* BEGIN RECORD LIST *

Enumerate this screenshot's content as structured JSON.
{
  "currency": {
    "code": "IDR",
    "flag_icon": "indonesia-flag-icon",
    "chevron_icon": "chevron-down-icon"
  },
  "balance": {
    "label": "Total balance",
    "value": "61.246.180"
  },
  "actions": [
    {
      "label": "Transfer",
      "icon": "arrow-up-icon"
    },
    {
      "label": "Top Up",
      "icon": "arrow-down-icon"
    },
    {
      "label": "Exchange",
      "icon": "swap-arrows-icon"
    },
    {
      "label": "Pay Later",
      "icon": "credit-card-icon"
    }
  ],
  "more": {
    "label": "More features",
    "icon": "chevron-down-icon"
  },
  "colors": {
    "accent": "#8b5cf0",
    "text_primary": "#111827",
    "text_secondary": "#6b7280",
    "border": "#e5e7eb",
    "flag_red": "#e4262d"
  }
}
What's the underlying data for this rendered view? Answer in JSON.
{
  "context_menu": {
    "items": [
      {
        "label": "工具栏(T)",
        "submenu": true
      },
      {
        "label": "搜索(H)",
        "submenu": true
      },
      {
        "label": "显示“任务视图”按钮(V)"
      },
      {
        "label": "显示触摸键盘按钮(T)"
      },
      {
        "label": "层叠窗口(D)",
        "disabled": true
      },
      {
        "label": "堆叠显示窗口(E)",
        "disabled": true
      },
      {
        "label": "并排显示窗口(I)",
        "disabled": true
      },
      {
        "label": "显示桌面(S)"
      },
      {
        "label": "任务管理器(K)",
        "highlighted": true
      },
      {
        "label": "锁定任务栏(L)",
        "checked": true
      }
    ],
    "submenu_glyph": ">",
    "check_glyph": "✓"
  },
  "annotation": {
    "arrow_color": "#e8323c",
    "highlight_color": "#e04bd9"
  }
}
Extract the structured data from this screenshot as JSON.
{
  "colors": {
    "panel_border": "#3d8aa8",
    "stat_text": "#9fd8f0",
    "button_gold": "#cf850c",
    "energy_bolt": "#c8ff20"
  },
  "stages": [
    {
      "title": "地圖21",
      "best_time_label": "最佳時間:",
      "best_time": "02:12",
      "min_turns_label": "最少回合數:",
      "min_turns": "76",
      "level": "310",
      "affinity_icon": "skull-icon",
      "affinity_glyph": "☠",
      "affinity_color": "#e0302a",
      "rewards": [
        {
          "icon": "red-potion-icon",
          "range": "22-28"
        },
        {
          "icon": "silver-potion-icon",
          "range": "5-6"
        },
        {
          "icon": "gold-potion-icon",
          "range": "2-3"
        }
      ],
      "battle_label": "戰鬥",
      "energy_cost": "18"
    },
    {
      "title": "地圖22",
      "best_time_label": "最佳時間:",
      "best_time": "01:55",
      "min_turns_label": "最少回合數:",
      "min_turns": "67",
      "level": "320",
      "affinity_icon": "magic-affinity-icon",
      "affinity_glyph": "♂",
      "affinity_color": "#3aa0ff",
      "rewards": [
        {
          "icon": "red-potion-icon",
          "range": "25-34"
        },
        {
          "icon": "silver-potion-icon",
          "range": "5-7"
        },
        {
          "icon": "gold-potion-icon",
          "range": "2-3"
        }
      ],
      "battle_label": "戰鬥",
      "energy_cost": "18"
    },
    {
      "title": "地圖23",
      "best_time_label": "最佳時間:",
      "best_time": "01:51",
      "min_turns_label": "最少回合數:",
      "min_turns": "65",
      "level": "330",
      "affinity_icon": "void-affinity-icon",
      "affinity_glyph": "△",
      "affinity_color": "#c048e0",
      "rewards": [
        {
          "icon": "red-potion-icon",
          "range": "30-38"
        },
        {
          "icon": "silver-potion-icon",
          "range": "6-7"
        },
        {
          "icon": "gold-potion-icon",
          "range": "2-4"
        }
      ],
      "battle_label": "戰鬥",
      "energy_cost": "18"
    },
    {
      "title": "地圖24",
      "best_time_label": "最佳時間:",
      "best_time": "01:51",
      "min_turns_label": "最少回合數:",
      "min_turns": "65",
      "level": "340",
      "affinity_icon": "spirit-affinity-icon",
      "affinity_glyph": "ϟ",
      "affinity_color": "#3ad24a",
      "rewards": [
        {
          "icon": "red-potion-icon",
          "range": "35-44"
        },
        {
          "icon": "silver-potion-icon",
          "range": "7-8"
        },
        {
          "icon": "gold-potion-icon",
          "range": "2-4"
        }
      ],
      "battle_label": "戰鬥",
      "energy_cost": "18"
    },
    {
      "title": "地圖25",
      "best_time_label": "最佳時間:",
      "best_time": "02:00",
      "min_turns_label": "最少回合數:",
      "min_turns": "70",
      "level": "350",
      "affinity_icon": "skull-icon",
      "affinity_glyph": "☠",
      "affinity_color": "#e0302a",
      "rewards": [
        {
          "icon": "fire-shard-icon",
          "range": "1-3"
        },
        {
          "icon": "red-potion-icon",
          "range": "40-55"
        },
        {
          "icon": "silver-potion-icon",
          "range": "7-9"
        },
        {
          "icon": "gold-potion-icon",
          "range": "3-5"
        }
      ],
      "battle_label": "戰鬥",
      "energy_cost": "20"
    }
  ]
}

* END RECORD LIST *

List each line of the records that holds the string "data".

EXERCISE RESULT:
What's the underlying data for this rendered view? Answer in JSON.
Extract the structured data from this screenshot as JSON.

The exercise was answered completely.